▸ Task directions:
Exactly reproduce each record listed below.

Data items:
----------
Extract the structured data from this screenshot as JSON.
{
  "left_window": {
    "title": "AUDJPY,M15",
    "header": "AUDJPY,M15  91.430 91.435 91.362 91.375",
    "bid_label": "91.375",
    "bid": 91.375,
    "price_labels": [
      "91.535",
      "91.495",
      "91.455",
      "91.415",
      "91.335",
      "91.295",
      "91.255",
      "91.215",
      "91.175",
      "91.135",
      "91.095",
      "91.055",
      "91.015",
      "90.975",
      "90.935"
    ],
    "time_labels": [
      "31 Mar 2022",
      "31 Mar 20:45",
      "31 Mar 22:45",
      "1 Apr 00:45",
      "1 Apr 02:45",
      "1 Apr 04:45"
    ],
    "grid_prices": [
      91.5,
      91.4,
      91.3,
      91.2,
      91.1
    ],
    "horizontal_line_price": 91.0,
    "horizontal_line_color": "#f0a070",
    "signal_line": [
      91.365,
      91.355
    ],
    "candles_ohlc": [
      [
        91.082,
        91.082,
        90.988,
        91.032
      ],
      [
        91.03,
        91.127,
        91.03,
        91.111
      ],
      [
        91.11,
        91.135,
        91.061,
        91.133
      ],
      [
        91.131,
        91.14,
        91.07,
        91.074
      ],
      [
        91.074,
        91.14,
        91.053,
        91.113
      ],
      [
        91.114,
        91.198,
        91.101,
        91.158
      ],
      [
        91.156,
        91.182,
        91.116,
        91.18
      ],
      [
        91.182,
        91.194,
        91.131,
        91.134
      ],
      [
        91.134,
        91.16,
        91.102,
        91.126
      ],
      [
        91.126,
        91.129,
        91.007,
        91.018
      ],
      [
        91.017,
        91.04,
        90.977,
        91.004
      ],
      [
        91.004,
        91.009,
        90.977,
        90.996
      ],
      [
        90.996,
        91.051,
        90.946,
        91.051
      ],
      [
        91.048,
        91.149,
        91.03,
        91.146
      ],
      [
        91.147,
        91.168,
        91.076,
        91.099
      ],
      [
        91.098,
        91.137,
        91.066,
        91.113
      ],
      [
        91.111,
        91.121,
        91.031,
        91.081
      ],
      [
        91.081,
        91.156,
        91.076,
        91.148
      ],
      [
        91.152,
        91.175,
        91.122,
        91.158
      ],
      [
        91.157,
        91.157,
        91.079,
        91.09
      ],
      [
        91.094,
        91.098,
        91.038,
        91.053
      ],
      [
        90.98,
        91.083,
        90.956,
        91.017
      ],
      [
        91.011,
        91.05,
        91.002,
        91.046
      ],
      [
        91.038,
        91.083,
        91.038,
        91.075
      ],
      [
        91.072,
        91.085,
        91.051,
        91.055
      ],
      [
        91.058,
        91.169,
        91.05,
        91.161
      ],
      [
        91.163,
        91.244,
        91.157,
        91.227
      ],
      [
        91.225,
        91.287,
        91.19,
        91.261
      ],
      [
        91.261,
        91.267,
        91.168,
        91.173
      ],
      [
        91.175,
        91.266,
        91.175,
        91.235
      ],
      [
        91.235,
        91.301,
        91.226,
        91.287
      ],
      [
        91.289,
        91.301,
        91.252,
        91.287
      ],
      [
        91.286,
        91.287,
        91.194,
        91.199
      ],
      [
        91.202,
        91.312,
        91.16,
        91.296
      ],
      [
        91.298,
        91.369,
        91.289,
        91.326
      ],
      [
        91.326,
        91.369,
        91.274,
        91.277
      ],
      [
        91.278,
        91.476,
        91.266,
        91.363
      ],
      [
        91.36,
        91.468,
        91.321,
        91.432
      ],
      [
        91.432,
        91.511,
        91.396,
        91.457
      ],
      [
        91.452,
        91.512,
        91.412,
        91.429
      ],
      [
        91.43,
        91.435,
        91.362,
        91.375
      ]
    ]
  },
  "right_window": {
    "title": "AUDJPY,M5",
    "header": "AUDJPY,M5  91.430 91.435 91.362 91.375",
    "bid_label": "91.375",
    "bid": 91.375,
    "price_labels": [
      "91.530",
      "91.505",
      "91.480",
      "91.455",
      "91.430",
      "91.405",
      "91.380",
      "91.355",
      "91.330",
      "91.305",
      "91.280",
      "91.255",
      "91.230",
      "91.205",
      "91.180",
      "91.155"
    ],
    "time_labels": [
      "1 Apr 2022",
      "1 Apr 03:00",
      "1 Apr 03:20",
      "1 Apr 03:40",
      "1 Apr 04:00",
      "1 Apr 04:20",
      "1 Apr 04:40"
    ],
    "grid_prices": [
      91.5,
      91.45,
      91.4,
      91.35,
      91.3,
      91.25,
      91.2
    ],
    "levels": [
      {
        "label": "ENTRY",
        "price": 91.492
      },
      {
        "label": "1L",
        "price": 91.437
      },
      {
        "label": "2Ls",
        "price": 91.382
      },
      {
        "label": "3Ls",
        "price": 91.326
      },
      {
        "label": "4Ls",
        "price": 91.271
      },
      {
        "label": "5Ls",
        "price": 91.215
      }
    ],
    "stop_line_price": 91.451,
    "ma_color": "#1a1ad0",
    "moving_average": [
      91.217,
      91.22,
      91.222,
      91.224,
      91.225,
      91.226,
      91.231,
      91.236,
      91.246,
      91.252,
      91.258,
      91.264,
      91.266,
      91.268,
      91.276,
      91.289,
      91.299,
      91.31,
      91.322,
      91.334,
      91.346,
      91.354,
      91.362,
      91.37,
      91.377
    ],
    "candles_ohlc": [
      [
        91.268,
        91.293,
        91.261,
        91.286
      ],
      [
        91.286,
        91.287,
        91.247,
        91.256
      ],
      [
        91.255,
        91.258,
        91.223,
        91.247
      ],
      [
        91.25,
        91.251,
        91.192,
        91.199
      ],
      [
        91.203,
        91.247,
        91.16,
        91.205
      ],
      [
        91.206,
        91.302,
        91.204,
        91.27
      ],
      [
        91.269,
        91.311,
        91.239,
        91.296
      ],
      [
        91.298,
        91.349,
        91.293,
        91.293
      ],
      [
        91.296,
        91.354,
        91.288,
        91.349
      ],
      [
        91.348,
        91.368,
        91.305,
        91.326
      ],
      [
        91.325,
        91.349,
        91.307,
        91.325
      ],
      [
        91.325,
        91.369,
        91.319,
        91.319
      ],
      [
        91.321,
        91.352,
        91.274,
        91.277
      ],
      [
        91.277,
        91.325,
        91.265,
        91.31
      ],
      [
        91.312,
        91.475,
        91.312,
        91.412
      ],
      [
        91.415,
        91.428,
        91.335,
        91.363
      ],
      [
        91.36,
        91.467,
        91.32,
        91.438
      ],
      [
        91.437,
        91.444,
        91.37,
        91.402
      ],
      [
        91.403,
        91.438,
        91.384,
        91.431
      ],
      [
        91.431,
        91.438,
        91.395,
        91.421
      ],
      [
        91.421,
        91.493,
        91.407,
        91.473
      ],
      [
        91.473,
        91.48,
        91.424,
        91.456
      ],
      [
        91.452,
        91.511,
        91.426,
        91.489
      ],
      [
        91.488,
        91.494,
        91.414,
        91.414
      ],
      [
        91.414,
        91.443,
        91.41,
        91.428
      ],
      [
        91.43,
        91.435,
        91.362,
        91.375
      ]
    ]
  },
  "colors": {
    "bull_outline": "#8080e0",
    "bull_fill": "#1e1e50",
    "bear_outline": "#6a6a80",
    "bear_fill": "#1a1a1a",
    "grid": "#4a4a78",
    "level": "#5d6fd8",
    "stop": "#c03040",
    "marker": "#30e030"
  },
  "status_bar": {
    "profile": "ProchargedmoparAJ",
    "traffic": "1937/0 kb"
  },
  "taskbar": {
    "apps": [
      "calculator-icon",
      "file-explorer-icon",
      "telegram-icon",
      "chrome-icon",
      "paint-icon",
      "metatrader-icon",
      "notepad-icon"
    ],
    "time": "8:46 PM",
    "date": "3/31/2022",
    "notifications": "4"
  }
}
----------
▸ Solved exercise:
Extract the structured data from this screenshot as JSON.
{
  "left_window": {
    "title": "AUDJPY,M15",
    "header": "AUDJPY,M15  91.430 91.435 91.362 91.375",
    "bid_label": "91.375",
    "bid": 91.375,
    "price_labels": [
      "91.535",
      "91.495",
      "91.455",
      "91.415",
      "91.335",
      "91.295",
      "91.255",
      "91.215",
      "91.175",
      "91.135",
      "91.095",
      "91.055",
      "91.015",
      "90.975",
      "90.935"
    ],
    "time_labels": [
      "31 Mar 2022",
      "31 Mar 20:45",
      "31 Mar 22:45",
      "1 Apr 00:45",
      "1 Apr 02:45",
      "1 Apr 04:45"
    ],
    "grid_prices": [
      91.5,
      91.4,
      91.3,
      91.2,
      91.1
    ],
    "horizontal_line_price": 91.0,
    "horizontal_line_color": "#f0a070",
    "signal_line": [
      91.365,
      91.355
    ],
    "candles_ohlc": [
      [
        91.082,
        91.082,
        90.988,
        91.032
      ],
      [
        91.03,
        91.127,
        91.03,
        91.111
      ],
      [
        91.11,
        91.135,
        91.061,
        91.133
      ],
      [
        91.131,
        91.14,
        91.07,
        91.074
      ],
      [
        91.074,
        91.14,
        91.053,
        91.113
      ],
      [
        91.114,
        91.198,
        91.101,
        91.158
      ],
      [
        91.156,
        91.182,
        91.116,
        91.18
      ],
      [
        91.182,
        91.194,
        91.131,
        91.134
      ],
      [
        91.134,
        91.16,
        91.102,
        91.126
      ],
      [
        91.126,
        91.129,
        91.007,
        91.018
      ],
      [
        91.017,
        91.04,
        90.977,
        91.004
      ],
      [
        91.004,
        91.009,
        90.977,
        90.996
      ],
      [
        90.996,
        91.051,
        90.946,
        91.051
      ],
      [
        91.048,
        91.149,
        91.03,
        91.146
      ],
      [
        91.147,
        91.168,
        91.076,
        91.099
      ],
      [
        91.098,
        91.137,
        91.066,
        91.113
      ],
      [
        91.111,
        91.121,
        91.031,
        91.081
      ],
      [
        91.081,
        91.156,
        91.076,
        91.148
      ],
      [
        91.152,
        91.175,
        91.122,
        91.158
      ],
      [
        91.157,
        91.157,
        91.079,
        91.09
      ],
      [
        91.094,
        91.098,
        91.038,
        91.053
      ],
      [
        90.98,
        91.083,
        90.956,
        91.017
      ],
      [
        91.011,
        91.05,
        91.002,
        91.046
      ],
      [
        91.038,
        91.083,
        91.038,
        91.075
      ],
      [
        91.072,
        91.085,
        91.051,
        91.055
      ],
      [
        91.058,
        91.169,
        91.05,
        91.161
      ],
      [
        91.163,
        91.244,
        91.157,
        91.227
      ],
      [
        91.225,
        91.287,
        91.19,
        91.261
      ],
      [
        91.261,
        91.267,
        91.168,
        91.173
      ],
      [
        91.175,
        91.266,
        91.175,
        91.235
      ],
      [
        91.235,
        91.301,
        91.226,
        91.287
      ],
      [
        91.289,
        91.301,
        91.252,
        91.287
      ],
      [
        91.286,
        91.287,
        91.194,
        91.199
      ],
      [
        91.202,
        91.312,
        91.16,
        91.296
      ],
      [
        91.298,
        91.369,
        91.289,
        91.326
      ],
      [
        91.326,
        91.369,
        91.274,
        91.277
      ],
      [
        91.278,
        91.476,
        91.266,
        91.363
      ],
      [
        91.36,
        91.468,
        91.321,
        91.432
      ],
      [
        91.432,
        91.511,
        91.396,
        91.457
      ],
      [
        91.452,
        91.512,
        91.412,
        91.429
      ],
      [
        91.43,
        91.435,
        91.362,
        91.375
      ]
    ]
  },
  "right_window": {
    "title": "AUDJPY,M5",
    "header": "AUDJPY,M5  91.430 91.435 91.362 91.375",
    "bid_label": "91.375",
    "bid": 91.375,
    "price_labels": [
      "91.530",
      "91.505",
      "91.480",
      "91.455",
      "91.430",
      "91.405",
      "91.380",
      "91.355",
      "91.330",
      "91.305",
      "91.280",
      "91.255",
      "91.230",
      "91.205",
      "91.180",
      "91.155"
    ],
    "time_labels": [
      "1 Apr 2022",
      "1 Apr 03:00",
      "1 Apr 03:20",
      "1 Apr 03:40",
      "1 Apr 04:00",
      "1 Apr 04:20",
      "1 Apr 04:40"
    ],
    "grid_prices": [
      91.5,
      91.45,
      91.4,
      91.35,
      91.3,
      91.25,
      91.2
    ],
    "levels": [
      {
        "label": "ENTRY",
        "price": 91.492
      },
      {
        "label": "1L",
        "price": 91.437
      },
      {
        "label": "2Ls",
        "price": 91.382
      },
      {
        "label": "3Ls",
        "price": 91.326
      },
      {
        "label": "4Ls",
        "price": 91.271
      },
      {
        "label": "5Ls",
        "price": 91.215
      }
    ],
    "stop_line_price": 91.451,
    "ma_color": "#1a1ad0",
    "moving_average": [
      91.217,
      91.22,
      91.222,
      91.224,
      91.225,
      91.226,
      91.231,
      91.236,
      91.246,
      91.252,
      91.258,
      91.264,
      91.266,
      91.268,
      91.276,
      91.289,
      91.299,
      91.31,
      91.322,
      91.334,
      91.346,
      91.354,
      91.362,
      91.37,
      91.377
    ],
    "candles_ohlc": [
      [
        91.268,
        91.293,
        91.261,
        91.286
      ],
      [
        91.286,
        91.287,
        91.247,
        91.256
      ],
      [
        91.255,
        91.258,
        91.223,
        91.247
      ],
      [
        91.25,
        91.251,
        91.192,
        91.199
      ],
      [
        91.203,
        91.247,
        91.16,
        91.205
      ],
      [
        91.206,
        91.302,
        91.204,
        91.27
      ],
      [
        91.269,
        91.311,
        91.239,
        91.296
      ],
      [
        91.298,
        91.349,
        91.293,
        91.293
      ],
      [
        91.296,
        91.354,
        91.288,
        91.349
      ],
      [
        91.348,
        91.368,
        91.305,
        91.326
      ],
      [
        91.325,
        91.349,
        91.307,
        91.325
      ],
      [
        91.325,
        91.369,
        91.319,
        91.319
      ],
      [
        91.321,
        91.352,
        91.274,
        91.277
      ],
      [
        91.277,
        91.325,
        91.265,
        91.31
      ],
      [
        91.312,
        91.475,
        91.312,
        91.412
      ],
      [
        91.415,
        91.428,
        91.335,
        91.363
      ],
      [
        91.36,
        91.467,
        91.32,
        91.438
      ],
      [
        91.437,
        91.444,
        91.37,
        91.402
      ],
      [
        91.403,
        91.438,
        91.384,
        91.431
      ],
      [
        91.431,
        91.438,
        91.395,
        91.421
      ],
      [
        91.421,
        91.493,
        91.407,
        91.473
      ],
      [
        91.473,
        91.48,
        91.424,
        91.456
      ],
      [
        91.452,
        91.511,
        91.426,
        91.489
      ],
      [
        91.488,
        91.494,
        91.414,
        91.414
      ],
      [
        91.414,
        91.443,
        91.41,
        91.428
      ],
      [
        91.43,
        91.435,
        91.362,
        91.375
      ]
    ]
  },
  "colors": {
    "bull_outline": "#8080e0",
    "bull_fill": "#1e1e50",
    "bear_outline": "#6a6a80",
    "bear_fill": "#1a1a1a",
    "grid": "#4a4a78",
    "level": "#5d6fd8",
    "stop": "#c03040",
    "marker": "#30e030"
  },
  "status_bar": {
    "profile": "ProchargedmoparAJ",
    "traffic": "1937/0 kb"
  },
  "taskbar": {
    "apps": [
      "calculator-icon",
      "file-explorer-icon",
      "telegram-icon",
      "chrome-icon",
      "paint-icon",
      "metatrader-icon",
      "notepad-icon"
    ],
    "time": "8:46 PM",
    "date": "3/31/2022",
    "notifications": "4"
  }
}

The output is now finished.